**Record excerpts**

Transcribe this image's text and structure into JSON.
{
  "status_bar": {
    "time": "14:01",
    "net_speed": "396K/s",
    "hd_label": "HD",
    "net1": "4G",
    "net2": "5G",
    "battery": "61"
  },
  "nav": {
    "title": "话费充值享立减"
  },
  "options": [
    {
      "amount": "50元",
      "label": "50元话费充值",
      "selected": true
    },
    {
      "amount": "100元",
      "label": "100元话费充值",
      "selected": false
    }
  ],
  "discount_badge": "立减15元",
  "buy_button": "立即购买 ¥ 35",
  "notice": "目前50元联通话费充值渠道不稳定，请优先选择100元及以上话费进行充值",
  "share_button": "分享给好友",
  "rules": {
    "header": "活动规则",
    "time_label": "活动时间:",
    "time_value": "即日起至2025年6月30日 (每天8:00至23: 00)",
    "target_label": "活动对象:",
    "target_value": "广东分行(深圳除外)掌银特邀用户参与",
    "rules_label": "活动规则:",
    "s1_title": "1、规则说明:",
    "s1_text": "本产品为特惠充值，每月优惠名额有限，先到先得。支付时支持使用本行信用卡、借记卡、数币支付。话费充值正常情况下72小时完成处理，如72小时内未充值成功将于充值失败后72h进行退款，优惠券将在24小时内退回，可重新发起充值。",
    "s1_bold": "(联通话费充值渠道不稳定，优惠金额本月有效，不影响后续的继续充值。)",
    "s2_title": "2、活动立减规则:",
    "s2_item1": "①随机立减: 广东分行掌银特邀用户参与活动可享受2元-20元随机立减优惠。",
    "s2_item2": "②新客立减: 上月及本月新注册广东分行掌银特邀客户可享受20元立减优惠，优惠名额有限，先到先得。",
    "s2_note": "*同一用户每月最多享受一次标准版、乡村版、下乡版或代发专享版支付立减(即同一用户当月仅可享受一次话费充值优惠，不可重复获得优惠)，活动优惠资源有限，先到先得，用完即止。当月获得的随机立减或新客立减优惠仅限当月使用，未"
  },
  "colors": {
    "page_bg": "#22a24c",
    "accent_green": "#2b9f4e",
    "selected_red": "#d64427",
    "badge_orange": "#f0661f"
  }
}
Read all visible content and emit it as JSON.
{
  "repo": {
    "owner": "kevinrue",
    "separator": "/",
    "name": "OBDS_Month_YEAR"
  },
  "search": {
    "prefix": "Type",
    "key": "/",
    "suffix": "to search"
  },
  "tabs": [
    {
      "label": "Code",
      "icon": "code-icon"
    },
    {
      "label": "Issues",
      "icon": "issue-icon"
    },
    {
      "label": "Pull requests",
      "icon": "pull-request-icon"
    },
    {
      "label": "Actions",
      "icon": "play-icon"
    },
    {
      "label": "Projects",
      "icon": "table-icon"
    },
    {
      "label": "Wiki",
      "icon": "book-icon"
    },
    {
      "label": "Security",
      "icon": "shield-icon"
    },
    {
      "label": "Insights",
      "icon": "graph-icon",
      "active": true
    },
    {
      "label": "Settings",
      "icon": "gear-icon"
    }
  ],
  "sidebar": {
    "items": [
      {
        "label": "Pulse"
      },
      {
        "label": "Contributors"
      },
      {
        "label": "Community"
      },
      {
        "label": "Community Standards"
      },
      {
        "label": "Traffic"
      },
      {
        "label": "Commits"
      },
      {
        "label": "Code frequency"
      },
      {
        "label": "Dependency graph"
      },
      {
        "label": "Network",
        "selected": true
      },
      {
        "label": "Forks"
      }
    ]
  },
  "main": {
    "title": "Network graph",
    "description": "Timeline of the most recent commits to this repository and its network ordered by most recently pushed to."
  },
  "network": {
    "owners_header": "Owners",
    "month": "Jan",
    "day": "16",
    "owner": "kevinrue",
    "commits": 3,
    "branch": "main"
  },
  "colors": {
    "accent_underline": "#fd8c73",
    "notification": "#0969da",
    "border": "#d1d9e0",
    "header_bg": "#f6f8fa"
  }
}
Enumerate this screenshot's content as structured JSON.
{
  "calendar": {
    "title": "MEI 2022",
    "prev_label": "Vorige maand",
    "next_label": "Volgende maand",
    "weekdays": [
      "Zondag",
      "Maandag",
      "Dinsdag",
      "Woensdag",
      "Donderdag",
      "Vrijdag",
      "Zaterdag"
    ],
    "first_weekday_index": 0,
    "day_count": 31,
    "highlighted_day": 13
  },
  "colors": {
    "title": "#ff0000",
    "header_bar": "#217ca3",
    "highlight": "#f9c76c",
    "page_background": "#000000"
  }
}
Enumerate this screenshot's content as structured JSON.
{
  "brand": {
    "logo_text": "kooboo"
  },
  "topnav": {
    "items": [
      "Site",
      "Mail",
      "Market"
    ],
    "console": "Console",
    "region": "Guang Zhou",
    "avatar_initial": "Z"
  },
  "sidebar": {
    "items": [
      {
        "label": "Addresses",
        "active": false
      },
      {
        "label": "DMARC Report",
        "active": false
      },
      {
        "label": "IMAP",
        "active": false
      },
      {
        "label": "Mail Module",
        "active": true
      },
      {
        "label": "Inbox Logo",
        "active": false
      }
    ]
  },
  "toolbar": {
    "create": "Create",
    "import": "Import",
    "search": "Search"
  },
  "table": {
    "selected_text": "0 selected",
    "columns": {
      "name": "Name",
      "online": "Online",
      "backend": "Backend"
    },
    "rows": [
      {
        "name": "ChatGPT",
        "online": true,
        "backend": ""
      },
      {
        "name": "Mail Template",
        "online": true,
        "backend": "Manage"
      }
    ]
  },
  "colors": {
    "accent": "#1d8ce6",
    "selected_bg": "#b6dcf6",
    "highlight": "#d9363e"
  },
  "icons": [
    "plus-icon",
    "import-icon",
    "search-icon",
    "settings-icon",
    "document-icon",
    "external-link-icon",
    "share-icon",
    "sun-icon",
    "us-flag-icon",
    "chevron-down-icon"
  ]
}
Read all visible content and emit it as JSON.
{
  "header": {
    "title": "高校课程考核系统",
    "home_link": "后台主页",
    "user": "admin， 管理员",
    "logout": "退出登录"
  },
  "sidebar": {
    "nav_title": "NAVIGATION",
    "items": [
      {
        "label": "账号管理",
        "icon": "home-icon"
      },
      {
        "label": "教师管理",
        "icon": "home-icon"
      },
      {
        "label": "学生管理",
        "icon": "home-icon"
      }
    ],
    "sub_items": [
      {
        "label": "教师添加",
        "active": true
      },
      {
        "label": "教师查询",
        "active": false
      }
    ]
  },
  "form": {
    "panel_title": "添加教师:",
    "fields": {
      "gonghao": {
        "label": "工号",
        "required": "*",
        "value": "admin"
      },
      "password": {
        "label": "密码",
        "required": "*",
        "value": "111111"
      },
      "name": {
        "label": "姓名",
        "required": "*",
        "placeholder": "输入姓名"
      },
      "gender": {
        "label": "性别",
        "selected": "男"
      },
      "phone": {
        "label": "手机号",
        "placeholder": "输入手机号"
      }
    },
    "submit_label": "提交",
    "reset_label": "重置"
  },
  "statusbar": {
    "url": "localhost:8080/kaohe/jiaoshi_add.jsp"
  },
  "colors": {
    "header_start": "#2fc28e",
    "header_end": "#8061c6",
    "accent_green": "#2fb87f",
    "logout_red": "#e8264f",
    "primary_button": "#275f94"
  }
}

**Task**
What do the records say? Quote them all exactly.

**Result below**
Transcribe this image's text and structure into JSON.
{
  "status_bar": {
    "time": "14:01",
    "net_speed": "396K/s",
    "hd_label": "HD",
    "net1": "4G",
    "net2": "5G",
    "battery": "61"
  },
  "nav": {
    "title": "话费充值享立减"
  },
  "options": [
    {
      "amount": "50元",
      "label": "50元话费充值",
      "selected": true
    },
    {
      "amount": "100元",
      "label": "100元话费充值",
      "selected": false
    }
  ],
  "discount_badge": "立减15元",
  "buy_button": "立即购买 ¥ 35",
  "notice": "目前50元联通话费充值渠道不稳定，请优先选择100元及以上话费进行充值",
  "share_button": "分享给好友",
  "rules": {
    "header": "活动规则",
    "time_label": "活动时间:",
    "time_value": "即日起至2025年6月30日 (每天8:00至23: 00)",
    "target_label": "活动对象:",
    "target_value": "广东分行(深圳除外)掌银特邀用户参与",
    "rules_label": "活动规则:",
    "s1_title": "1、规则说明:",
    "s1_text": "本产品为特惠充值，每月优惠名额有限，先到先得。支付时支持使用本行信用卡、借记卡、数币支付。话费充值正常情况下72小时完成处理，如72小时内未充值成功将于充值失败后72h进行退款，优惠券将在24小时内退回，可重新发起充值。",
    "s1_bold": "(联通话费充值渠道不稳定，优惠金额本月有效，不影响后续的继续充值。)",
    "s2_title": "2、活动立减规则:",
    "s2_item1": "①随机立减: 广东分行掌银特邀用户参与活动可享受2元-20元随机立减优惠。",
    "s2_item2": "②新客立减: 上月及本月新注册广东分行掌银特邀客户可享受20元立减优惠，优惠名额有限，先到先得。",
    "s2_note": "*同一用户每月最多享受一次标准版、乡村版、下乡版或代发专享版支付立减(即同一用户当月仅可享受一次话费充值优惠，不可重复获得优惠)，活动优惠资源有限，先到先得，用完即止。当月获得的随机立减或新客立减优惠仅限当月使用，未"
  },
  "colors": {
    "page_bg": "#22a24c",
    "accent_green": "#2b9f4e",
    "selected_red": "#d64427",
    "badge_orange": "#f0661f"
  }
}
Read all visible content and emit it as JSON.
{
  "repo": {
    "owner": "kevinrue",
    "separator": "/",
    "name": "OBDS_Month_YEAR"
  },
  "search": {
    "prefix": "Type",
    "key": "/",
    "suffix": "to search"
  },
  "tabs": [
    {
      "label": "Code",
      "icon": "code-icon"
    },
    {
      "label": "Issues",
      "icon": "issue-icon"
    },
    {
      "label": "Pull requests",
      "icon": "pull-request-icon"
    },
    {
      "label": "Actions",
      "icon": "play-icon"
    },
    {
      "label": "Projects",
      "icon": "table-icon"
    },
    {
      "label": "Wiki",
      "icon": "book-icon"
    },
    {
      "label": "Security",
      "icon": "shield-icon"
    },
    {
      "label": "Insights",
      "icon": "graph-icon",
      "active": true
    },
    {
      "label": "Settings",
      "icon": "gear-icon"
    }
  ],
  "sidebar": {
    "items": [
      {
        "label": "Pulse"
      },
      {
        "label": "Contributors"
      },
      {
        "label": "Community"
      },
      {
        "label": "Community Standards"
      },
      {
        "label": "Traffic"
      },
      {
        "label": "Commits"
      },
      {
        "label": "Code frequency"
      },
      {
        "label": "Dependency graph"
      },
      {
        "label": "Network",
        "selected": true
      },
      {
        "label": "Forks"
      }
    ]
  },
  "main": {
    "title": "Network graph",
    "description": "Timeline of the most recent commits to this repository and its network ordered by most recently pushed to."
  },
  "network": {
    "owners_header": "Owners",
    "month": "Jan",
    "day": "16",
    "owner": "kevinrue",
    "commits": 3,
    "branch": "main"
  },
  "colors": {
    "accent_underline": "#fd8c73",
    "notification": "#0969da",
    "border": "#d1d9e0",
    "header_bg": "#f6f8fa"
  }
}
Enumerate this screenshot's content as structured JSON.
{
  "calendar": {
    "title": "MEI 2022",
    "prev_label": "Vorige maand",
    "next_label": "Volgende maand",
    "weekdays": [
      "Zondag",
      "Maandag",
      "Dinsdag",
      "Woensdag",
      "Donderdag",
      "Vrijdag",
      "Zaterdag"
    ],
    "first_weekday_index": 0,
    "day_count": 31,
    "highlighted_day": 13
  },
  "colors": {
    "title": "#ff0000",
    "header_bar": "#217ca3",
    "highlight": "#f9c76c",
    "page_background": "#000000"
  }
}
Enumerate this screenshot's content as structured JSON.
{
  "brand": {
    "logo_text": "kooboo"
  },
  "topnav": {
    "items": [
      "Site",
      "Mail",
      "Market"
    ],
    "console": "Console",
    "region": "Guang Zhou",
    "avatar_initial": "Z"
  },
  "sidebar": {
    "items": [
      {
        "label": "Addresses",
        "active": false
      },
      {
        "label": "DMARC Report",
        "active": false
      },
      {
        "label": "IMAP",
        "active": false
      },
      {
        "label": "Mail Module",
        "active": true
      },
      {
        "label": "Inbox Logo",
        "active": false
      }
    ]
  },
  "toolbar": {
    "create": "Create",
    "import": "Import",
    "search": "Search"
  },
  "table": {
    "selected_text": "0 selected",
    "columns": {
      "name": "Name",
      "online": "Online",
      "backend": "Backend"
    },
    "rows": [
      {
        "name": "ChatGPT",
        "online": true,
        "backend": ""
      },
      {
        "name": "Mail Template",
        "online": true,
        "backend": "Manage"
      }
    ]
  },
  "colors": {
    "accent": "#1d8ce6",
    "selected_bg": "#b6dcf6",
    "highlight": "#d9363e"
  },
  "icons": [
    "plus-icon",
    "import-icon",
    "search-icon",
    "settings-icon",
    "document-icon",
    "external-link-icon",
    "share-icon",
    "sun-icon",
    "us-flag-icon",
    "chevron-down-icon"
  ]
}
Read all visible content and emit it as JSON.
{
  "header": {
    "title": "高校课程考核系统",
    "home_link": "后台主页",
    "user": "admin， 管理员",
    "logout": "退出登录"
  },
  "sidebar": {
    "nav_title": "NAVIGATION",
    "items": [
      {
        "label": "账号管理",
        "icon": "home-icon"
      },
      {
        "label": "教师管理",
        "icon": "home-icon"
      },
      {
        "label": "学生管理",
        "icon": "home-icon"
      }
    ],
    "sub_items": [
      {
        "label": "教师添加",
        "active": true
      },
      {
        "label": "教师查询",
        "active": false
      }
    ]
  },
  "form": {
    "panel_title": "添加教师:",
    "fields": {
      "gonghao": {
        "label": "工号",
        "required": "*",
        "value": "admin"
      },
      "password": {
        "label": "密码",
        "required": "*",
        "value": "111111"
      },
      "name": {
        "label": "姓名",
        "required": "*",
        "placeholder": "输入姓名"
      },
      "gender": {
        "label": "性别",
        "selected": "男"
      },
      "phone": {
        "label": "手机号",
        "placeholder": "输入手机号"
      }
    },
    "submit_label": "提交",
    "reset_label": "重置"
  },
  "statusbar": {
    "url": "localhost:8080/kaohe/jiaoshi_add.jsp"
  },
  "colors": {
    "header_start": "#2fc28e",
    "header_end": "#8061c6",
    "accent_green": "#2fb87f",
    "logout_red": "#e8264f",
    "primary_button": "#275f94"
  }
}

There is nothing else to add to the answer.